**REQUIRED WORK**
Isolate every line in the data with the string "your" and copy it.

|---|

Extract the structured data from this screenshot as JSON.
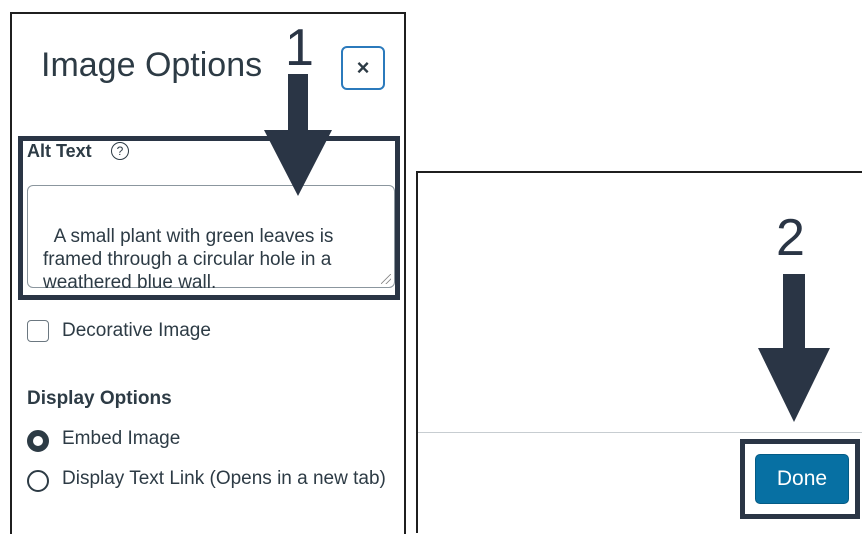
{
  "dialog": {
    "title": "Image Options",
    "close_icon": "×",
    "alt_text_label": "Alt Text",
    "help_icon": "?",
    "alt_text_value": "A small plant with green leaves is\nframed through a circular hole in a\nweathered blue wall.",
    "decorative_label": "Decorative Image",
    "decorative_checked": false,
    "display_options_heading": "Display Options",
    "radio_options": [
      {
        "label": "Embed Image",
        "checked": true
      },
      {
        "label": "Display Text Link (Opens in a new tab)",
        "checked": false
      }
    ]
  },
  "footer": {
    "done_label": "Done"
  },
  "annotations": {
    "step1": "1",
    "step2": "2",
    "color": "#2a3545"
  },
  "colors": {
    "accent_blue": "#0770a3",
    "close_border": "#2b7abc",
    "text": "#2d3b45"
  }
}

|---|

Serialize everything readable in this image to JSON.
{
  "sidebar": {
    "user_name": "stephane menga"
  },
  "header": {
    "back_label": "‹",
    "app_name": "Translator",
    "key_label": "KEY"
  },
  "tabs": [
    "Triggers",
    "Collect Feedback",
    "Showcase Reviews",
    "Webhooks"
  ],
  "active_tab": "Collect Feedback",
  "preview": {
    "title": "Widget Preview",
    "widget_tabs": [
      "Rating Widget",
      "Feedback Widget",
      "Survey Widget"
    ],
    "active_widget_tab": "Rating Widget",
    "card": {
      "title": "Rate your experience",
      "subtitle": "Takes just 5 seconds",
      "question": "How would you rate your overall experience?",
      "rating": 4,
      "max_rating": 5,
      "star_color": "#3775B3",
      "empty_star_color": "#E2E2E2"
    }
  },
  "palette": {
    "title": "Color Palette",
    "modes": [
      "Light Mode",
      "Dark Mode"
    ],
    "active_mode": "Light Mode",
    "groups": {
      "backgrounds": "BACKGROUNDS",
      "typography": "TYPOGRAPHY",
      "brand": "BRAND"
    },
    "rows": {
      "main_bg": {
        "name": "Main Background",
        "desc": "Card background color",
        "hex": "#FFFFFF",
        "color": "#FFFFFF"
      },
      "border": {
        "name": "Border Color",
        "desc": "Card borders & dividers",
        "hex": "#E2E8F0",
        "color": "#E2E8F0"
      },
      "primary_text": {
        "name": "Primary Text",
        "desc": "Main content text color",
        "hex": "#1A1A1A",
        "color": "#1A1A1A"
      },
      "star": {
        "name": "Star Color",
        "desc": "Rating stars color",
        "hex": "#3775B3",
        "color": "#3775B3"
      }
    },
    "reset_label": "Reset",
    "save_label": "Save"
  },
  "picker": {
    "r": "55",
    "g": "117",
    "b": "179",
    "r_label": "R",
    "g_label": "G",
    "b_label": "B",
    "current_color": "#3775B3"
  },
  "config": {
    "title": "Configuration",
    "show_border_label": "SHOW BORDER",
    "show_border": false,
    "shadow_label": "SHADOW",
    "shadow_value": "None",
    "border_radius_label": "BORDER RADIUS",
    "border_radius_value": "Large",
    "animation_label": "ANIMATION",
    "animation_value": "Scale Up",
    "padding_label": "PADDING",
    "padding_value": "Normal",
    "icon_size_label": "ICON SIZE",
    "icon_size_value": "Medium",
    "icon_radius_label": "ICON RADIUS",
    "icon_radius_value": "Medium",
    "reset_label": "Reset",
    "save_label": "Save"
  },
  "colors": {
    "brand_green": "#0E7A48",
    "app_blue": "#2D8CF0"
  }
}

|---|

**EXERCISE RESPONSE**
      "title": "Rate your experience",
      "question": "How would you rate your overall experience?",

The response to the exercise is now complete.